_WHAT IS BEING ASKED:_ All of the data below must be repeated exactly.

_TASK INPUT:_

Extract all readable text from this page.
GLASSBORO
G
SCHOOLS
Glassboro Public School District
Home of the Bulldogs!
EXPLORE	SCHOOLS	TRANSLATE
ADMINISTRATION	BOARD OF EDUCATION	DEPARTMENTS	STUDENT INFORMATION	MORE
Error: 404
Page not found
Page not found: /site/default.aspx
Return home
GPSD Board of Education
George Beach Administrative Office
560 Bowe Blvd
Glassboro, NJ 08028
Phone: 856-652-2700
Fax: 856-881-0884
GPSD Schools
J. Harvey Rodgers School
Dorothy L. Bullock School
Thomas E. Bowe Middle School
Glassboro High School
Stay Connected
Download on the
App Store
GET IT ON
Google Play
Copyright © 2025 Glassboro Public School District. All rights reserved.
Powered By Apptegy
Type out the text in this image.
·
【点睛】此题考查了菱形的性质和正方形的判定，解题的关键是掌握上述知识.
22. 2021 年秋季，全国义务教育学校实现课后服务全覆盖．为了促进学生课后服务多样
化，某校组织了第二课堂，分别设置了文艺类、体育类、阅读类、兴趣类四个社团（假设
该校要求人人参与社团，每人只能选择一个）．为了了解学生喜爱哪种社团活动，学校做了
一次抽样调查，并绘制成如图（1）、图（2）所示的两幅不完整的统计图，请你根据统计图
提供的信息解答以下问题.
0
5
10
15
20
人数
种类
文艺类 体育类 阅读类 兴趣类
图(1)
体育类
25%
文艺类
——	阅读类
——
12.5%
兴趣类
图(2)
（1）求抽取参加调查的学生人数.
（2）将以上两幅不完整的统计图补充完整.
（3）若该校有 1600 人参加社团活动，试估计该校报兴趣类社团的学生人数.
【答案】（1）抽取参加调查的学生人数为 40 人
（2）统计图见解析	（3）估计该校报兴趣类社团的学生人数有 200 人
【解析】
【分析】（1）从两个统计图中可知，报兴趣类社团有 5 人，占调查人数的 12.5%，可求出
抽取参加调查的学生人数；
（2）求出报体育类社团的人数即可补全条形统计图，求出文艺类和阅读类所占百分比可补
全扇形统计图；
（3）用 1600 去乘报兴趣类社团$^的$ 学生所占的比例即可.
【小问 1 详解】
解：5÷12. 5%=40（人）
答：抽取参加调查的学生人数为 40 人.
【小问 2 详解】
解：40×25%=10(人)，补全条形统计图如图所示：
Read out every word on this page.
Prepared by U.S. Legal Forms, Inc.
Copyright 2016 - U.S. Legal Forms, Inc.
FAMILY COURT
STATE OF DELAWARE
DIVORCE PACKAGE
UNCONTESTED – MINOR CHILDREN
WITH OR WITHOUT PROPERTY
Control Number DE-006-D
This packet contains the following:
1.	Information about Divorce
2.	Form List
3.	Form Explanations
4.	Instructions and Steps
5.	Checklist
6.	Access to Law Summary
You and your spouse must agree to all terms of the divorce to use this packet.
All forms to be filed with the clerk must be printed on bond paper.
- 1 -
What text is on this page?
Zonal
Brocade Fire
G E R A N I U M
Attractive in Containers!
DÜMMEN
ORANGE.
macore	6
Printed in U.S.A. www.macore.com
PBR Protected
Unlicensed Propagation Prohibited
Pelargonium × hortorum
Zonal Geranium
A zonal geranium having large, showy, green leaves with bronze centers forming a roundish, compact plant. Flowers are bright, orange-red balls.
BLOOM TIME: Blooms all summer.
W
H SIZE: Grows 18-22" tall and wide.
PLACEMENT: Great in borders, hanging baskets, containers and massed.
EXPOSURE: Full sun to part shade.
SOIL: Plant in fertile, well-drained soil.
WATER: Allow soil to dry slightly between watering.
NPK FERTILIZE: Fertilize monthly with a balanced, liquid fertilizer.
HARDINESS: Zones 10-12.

_SOLUTION:_
Extract all readable text from this page.
GLASSBORO
G
SCHOOLS
Glassboro Public School District
Home of the Bulldogs!
EXPLORE	SCHOOLS	TRANSLATE
ADMINISTRATION	BOARD OF EDUCATION	DEPARTMENTS	STUDENT INFORMATION	MORE
Error: 404
Page not found
Page not found: /site/default.aspx
Return home
GPSD Board of Education
George Beach Administrative Office
560 Bowe Blvd
Glassboro, NJ 08028
Phone: 856-652-2700
Fax: 856-881-0884
GPSD Schools
J. Harvey Rodgers School
Dorothy L. Bullock School
Thomas E. Bowe Middle School
Glassboro High School
Stay Connected
Download on the
App Store
GET IT ON
Google Play
Copyright © 2025 Glassboro Public School District. All rights reserved.
Powered By Apptegy
Type out the text in this image.
·
【点睛】此题考查了菱形的性质和正方形的判定，解题的关键是掌握上述知识.
22. 2021 年秋季，全国义务教育学校实现课后服务全覆盖．为了促进学生课后服务多样
化，某校组织了第二课堂，分别设置了文艺类、体育类、阅读类、兴趣类四个社团（假设
该校要求人人参与社团，每人只能选择一个）．为了了解学生喜爱哪种社团活动，学校做了
一次抽样调查，并绘制成如图（1）、图（2）所示的两幅不完整的统计图，请你根据统计图
提供的信息解答以下问题.
0
5
10
15
20
人数
种类
文艺类 体育类 阅读类 兴趣类
图(1)
体育类
25%
文艺类
——	阅读类
——
12.5%
兴趣类
图(2)
（1）求抽取参加调查的学生人数.
（2）将以上两幅不完整的统计图补充完整.
（3）若该校有 1600 人参加社团活动，试估计该校报兴趣类社团的学生人数.
【答案】（1）抽取参加调查的学生人数为 40 人
（2）统计图见解析	（3）估计该校报兴趣类社团的学生人数有 200 人
【解析】
【分析】（1）从两个统计图中可知，报兴趣类社团有 5 人，占调查人数的 12.5%，可求出
抽取参加调查的学生人数；
（2）求出报体育类社团的人数即可补全条形统计图，求出文艺类和阅读类所占百分比可补
全扇形统计图；
（3）用 1600 去乘报兴趣类社团$^的$ 学生所占的比例即可.
【小问 1 详解】
解：5÷12. 5%=40（人）
答：抽取参加调查的学生人数为 40 人.
【小问 2 详解】
解：40×25%=10(人)，补全条形统计图如图所示：
Read out every word on this page.
Prepared by U.S. Legal Forms, Inc.
Copyright 2016 - U.S. Legal Forms, Inc.
FAMILY COURT
STATE OF DELAWARE
DIVORCE PACKAGE
UNCONTESTED – MINOR CHILDREN
WITH OR WITHOUT PROPERTY
Control Number DE-006-D
This packet contains the following:
1.	Information about Divorce
2.	Form List
3.	Form Explanations
4.	Instructions and Steps
5.	Checklist
6.	Access to Law Summary
You and your spouse must agree to all terms of the divorce to use this packet.
All forms to be filed with the clerk must be printed on bond paper.
- 1 -
What text is on this page?
Zonal
Brocade Fire
G E R A N I U M
Attractive in Containers!
DÜMMEN
ORANGE.
macore	6
Printed in U.S.A. www.macore.com
PBR Protected
Unlicensed Propagation Prohibited
Pelargonium × hortorum
Zonal Geranium
A zonal geranium having large, showy, green leaves with bronze centers forming a roundish, compact plant. Flowers are bright, orange-red balls.
BLOOM TIME: Blooms all summer.
W
H SIZE: Grows 18-22" tall and wide.
PLACEMENT: Great in borders, hanging baskets, containers and massed.
EXPOSURE: Full sun to part shade.
SOIL: Plant in fertile, well-drained soil.
WATER: Allow soil to dry slightly between watering.
NPK FERTILIZE: Fertilize monthly with a balanced, liquid fertilizer.
HARDINESS: Zones 10-12.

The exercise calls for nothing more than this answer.